### TO DO
Set down exactly, and only, the lines from the one with "Enumerate this screenshot's" to the final line of the entries, both included.

Stored data entries
------
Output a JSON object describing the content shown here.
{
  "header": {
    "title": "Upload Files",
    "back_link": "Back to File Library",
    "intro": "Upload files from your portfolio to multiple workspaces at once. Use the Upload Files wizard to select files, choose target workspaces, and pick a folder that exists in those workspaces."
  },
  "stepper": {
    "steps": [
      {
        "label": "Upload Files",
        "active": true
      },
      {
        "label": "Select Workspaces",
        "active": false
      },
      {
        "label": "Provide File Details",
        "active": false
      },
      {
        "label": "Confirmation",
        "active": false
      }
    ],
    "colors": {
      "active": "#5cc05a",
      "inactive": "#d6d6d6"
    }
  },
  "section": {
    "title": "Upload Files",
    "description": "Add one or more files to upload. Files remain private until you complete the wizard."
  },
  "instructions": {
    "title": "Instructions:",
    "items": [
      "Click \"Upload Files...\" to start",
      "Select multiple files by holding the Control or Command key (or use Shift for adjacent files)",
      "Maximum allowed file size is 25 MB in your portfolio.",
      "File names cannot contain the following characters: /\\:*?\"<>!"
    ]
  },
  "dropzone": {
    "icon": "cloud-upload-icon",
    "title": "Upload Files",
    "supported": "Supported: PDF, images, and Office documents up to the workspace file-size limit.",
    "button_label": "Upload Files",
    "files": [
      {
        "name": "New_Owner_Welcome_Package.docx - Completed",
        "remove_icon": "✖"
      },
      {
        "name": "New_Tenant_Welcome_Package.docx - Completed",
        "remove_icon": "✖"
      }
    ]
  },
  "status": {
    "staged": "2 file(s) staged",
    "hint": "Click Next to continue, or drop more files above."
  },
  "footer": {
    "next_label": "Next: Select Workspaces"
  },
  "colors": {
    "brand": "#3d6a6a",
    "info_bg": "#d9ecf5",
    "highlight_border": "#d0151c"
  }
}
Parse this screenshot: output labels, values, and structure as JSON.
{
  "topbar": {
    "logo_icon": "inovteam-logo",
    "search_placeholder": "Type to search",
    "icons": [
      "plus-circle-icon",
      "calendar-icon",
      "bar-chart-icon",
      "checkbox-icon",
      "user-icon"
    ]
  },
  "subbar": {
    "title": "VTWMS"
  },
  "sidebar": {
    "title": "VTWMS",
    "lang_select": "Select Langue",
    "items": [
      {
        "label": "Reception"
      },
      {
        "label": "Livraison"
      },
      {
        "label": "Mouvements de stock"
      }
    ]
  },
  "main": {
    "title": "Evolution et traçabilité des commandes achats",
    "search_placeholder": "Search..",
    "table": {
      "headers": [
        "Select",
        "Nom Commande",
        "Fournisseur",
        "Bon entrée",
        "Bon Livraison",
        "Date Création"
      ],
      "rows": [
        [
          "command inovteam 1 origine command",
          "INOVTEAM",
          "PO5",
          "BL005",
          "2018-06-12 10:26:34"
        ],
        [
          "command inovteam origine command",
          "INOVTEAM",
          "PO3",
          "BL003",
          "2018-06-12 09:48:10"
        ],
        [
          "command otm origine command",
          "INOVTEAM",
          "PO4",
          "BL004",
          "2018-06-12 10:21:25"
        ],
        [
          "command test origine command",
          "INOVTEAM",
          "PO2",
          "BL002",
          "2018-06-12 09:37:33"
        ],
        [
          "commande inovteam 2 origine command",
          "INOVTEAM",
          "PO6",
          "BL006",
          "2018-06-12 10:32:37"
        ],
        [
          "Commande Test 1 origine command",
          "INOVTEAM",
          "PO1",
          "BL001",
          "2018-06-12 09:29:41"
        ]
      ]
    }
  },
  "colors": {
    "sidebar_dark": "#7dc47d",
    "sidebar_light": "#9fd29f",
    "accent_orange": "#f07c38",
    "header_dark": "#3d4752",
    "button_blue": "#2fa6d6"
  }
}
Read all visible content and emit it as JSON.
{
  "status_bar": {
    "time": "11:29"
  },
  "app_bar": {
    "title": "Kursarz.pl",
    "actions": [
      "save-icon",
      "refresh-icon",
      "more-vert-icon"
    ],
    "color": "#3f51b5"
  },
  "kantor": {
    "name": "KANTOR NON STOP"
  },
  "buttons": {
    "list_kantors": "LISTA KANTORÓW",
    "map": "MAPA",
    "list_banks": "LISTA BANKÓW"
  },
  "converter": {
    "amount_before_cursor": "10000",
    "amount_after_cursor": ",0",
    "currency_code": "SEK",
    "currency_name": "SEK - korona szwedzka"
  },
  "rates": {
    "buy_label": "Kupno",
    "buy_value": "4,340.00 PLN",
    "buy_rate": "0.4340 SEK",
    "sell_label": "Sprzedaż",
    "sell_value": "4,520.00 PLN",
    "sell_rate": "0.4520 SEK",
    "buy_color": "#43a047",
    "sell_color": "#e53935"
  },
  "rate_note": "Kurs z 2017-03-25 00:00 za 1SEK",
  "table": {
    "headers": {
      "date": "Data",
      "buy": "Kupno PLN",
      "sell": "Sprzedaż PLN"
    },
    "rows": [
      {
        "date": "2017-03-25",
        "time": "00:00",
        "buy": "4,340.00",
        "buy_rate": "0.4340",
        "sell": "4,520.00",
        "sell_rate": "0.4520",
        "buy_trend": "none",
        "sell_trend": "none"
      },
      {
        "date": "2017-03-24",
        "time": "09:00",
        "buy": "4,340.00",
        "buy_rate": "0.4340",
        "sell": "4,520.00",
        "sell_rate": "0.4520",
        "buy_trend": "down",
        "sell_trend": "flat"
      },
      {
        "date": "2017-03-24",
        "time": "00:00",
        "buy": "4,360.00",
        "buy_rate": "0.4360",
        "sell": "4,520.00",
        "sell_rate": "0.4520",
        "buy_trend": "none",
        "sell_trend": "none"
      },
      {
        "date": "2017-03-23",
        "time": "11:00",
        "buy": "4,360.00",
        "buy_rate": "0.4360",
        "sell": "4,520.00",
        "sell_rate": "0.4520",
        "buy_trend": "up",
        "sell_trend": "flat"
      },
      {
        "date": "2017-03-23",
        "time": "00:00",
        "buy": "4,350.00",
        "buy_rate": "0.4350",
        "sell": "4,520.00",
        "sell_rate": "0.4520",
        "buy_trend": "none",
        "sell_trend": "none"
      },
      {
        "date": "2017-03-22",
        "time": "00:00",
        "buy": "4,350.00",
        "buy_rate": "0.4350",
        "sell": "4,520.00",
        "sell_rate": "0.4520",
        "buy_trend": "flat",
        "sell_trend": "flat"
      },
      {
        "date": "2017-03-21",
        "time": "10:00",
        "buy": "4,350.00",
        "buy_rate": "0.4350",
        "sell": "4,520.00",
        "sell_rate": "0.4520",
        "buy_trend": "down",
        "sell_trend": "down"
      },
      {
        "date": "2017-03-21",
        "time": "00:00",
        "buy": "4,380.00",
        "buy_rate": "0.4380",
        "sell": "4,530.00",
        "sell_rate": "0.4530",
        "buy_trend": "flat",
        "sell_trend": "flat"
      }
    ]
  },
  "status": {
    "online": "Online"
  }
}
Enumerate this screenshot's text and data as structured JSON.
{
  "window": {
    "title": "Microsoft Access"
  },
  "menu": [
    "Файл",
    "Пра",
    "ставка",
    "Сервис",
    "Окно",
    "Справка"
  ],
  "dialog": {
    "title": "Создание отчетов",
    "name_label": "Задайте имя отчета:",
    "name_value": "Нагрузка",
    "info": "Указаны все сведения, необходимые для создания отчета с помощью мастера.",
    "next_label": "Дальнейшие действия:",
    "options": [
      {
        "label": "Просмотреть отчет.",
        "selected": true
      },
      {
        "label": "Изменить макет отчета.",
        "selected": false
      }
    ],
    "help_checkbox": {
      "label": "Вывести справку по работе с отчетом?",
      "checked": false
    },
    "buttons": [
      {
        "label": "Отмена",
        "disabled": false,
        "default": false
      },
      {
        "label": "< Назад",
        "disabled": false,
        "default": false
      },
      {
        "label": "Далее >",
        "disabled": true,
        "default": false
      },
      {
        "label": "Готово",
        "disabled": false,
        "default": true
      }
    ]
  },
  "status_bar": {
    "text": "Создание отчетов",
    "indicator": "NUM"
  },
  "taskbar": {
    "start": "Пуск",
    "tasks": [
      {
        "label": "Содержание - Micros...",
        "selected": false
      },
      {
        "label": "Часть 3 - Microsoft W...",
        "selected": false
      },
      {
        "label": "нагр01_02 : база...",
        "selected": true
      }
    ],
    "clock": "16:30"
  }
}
------
### SOLVED EXERCISE
Enumerate this screenshot's text and data as structured JSON.
{
  "window": {
    "title": "Microsoft Access"
  },
  "menu": [
    "Файл",
    "Пра",
    "ставка",
    "Сервис",
    "Окно",
    "Справка"
  ],
  "dialog": {
    "title": "Создание отчетов",
    "name_label": "Задайте имя отчета:",
    "name_value": "Нагрузка",
    "info": "Указаны все сведения, необходимые для создания отчета с помощью мастера.",
    "next_label": "Дальнейшие действия:",
    "options": [
      {
        "label": "Просмотреть отчет.",
        "selected": true
      },
      {
        "label": "Изменить макет отчета.",
        "selected": false
      }
    ],
    "help_checkbox": {
      "label": "Вывести справку по работе с отчетом?",
      "checked": false
    },
    "buttons": [
      {
        "label": "Отмена",
        "disabled": false,
        "default": false
      },
      {
        "label": "< Назад",
        "disabled": false,
        "default": false
      },
      {
        "label": "Далее >",
        "disabled": true,
        "default": false
      },
      {
        "label": "Готово",
        "disabled": false,
        "default": true
      }
    ]
  },
  "status_bar": {
    "text": "Создание отчетов",
    "indicator": "NUM"
  },
  "taskbar": {
    "start": "Пуск",
    "tasks": [
      {
        "label": "Содержание - Micros...",
        "selected": false
      },
      {
        "label": "Часть 3 - Microsoft W...",
        "selected": false
      },
      {
        "label": "нагр01_02 : база...",
        "selected": true
      }
    ],
    "clock": "16:30"
  }
}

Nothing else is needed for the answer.